Pull out each line of the records holding the string "text".

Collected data
========================================
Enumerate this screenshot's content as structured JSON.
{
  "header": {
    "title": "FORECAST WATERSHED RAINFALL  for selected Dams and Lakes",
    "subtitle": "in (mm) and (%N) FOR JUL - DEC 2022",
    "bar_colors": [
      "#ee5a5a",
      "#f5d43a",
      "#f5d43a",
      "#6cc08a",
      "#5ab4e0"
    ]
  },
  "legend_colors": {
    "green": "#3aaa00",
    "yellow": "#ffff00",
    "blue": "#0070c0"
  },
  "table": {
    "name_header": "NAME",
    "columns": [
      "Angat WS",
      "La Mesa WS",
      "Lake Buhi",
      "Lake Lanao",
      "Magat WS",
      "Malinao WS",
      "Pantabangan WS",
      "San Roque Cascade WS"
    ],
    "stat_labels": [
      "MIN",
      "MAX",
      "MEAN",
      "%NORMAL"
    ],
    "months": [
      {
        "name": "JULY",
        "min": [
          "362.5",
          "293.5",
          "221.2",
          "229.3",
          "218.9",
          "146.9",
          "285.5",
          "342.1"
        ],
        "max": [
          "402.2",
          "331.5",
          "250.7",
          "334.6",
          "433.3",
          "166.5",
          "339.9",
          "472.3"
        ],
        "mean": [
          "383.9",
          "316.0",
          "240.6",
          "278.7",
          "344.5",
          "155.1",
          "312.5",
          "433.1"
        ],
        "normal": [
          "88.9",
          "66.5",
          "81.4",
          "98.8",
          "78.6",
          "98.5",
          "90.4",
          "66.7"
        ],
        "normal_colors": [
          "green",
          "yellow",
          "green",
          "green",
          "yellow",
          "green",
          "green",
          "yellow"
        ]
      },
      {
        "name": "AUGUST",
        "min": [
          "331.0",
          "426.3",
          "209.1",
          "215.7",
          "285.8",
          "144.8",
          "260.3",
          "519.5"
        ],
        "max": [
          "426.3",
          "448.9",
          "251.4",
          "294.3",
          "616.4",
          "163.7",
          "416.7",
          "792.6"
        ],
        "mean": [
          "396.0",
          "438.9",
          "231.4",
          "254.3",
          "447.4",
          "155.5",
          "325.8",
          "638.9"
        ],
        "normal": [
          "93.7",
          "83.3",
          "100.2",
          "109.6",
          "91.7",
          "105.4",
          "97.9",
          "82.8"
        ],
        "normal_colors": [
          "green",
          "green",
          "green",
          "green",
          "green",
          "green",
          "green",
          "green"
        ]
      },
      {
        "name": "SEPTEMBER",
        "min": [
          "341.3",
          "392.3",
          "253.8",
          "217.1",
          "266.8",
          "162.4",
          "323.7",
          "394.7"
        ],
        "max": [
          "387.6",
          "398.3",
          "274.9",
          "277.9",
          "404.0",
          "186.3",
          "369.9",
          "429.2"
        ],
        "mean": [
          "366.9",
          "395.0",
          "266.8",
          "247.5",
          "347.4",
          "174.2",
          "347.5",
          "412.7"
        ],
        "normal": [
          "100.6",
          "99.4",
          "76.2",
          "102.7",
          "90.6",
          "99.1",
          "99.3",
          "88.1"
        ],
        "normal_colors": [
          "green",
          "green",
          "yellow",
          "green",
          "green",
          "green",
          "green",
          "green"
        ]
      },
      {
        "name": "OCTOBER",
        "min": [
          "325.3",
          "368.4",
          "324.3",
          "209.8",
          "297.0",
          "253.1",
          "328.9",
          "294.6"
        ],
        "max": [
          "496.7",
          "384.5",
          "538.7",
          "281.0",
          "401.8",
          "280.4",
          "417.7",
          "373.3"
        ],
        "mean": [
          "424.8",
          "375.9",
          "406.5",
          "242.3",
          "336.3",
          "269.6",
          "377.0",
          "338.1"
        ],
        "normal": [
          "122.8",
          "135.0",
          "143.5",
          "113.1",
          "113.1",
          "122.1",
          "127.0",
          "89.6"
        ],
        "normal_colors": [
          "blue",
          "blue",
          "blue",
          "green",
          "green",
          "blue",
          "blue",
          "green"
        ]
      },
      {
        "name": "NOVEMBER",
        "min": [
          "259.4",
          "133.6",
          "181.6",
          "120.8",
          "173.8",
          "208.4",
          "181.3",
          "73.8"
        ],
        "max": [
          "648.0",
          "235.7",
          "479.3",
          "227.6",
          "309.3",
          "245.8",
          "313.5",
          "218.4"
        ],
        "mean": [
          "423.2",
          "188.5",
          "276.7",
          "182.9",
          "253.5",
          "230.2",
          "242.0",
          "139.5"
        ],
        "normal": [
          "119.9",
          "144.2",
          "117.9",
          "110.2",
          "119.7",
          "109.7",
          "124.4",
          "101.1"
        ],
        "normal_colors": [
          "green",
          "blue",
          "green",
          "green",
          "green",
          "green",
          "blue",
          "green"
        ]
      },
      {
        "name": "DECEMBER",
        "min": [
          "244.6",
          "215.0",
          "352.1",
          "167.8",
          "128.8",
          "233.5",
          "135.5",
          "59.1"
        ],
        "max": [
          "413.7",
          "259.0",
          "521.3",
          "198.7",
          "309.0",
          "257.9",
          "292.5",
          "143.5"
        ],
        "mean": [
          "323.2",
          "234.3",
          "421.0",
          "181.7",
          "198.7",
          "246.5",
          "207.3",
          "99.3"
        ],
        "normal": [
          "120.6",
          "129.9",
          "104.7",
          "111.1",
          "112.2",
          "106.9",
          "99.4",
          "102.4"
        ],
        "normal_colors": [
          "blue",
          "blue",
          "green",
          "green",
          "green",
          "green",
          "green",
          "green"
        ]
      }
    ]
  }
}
========================================
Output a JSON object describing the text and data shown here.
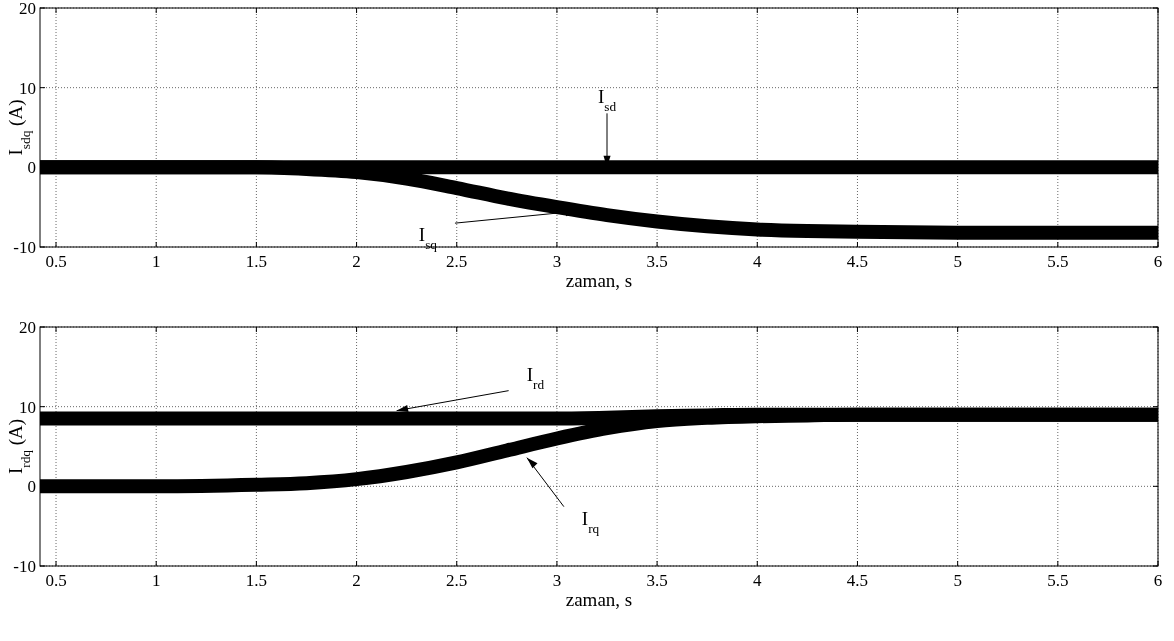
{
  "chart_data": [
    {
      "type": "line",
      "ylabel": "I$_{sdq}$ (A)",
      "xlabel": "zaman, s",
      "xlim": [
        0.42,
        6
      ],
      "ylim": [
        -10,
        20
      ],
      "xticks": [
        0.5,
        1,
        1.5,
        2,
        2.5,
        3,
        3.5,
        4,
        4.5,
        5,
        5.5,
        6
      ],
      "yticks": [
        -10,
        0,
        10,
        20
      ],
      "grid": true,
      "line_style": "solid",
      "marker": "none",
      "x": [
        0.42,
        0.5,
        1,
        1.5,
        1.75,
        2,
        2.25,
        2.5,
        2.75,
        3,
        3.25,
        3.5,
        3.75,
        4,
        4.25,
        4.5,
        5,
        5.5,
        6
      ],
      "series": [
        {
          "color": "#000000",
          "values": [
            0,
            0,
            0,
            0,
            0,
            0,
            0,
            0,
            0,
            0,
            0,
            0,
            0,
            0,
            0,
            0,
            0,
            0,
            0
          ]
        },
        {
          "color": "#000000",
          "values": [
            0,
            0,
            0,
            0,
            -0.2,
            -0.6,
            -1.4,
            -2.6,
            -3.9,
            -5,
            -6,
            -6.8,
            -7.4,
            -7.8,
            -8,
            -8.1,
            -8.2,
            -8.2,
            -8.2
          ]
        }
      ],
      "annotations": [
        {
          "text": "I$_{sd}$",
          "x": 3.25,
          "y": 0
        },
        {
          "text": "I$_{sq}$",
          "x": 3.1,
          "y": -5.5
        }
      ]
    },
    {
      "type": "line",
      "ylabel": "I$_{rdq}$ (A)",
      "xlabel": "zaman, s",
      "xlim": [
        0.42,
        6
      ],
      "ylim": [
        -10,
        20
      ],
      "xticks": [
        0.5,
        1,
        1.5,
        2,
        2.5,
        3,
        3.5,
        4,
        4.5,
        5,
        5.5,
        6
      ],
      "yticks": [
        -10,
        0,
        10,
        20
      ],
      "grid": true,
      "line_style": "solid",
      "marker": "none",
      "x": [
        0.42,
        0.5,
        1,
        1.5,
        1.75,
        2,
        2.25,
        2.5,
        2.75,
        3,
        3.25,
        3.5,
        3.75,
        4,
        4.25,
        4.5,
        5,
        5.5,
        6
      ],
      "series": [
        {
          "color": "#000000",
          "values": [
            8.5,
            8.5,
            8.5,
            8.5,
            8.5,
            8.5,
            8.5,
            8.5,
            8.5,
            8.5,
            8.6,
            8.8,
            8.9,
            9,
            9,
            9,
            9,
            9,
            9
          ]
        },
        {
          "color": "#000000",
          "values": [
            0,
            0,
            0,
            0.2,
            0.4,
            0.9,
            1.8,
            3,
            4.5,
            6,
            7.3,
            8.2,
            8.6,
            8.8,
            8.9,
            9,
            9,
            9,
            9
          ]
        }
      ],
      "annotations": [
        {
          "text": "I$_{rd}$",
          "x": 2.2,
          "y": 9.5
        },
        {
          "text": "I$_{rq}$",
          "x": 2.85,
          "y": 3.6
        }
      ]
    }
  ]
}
========================================
▶ _Result of this exercise_
Output a JSON object describing the text and data shown here.
          "text": "I$_{sd}$",
          "text": "I$_{sq}$",
          "text": "I$_{rd}$",
          "text": "I$_{rq}$",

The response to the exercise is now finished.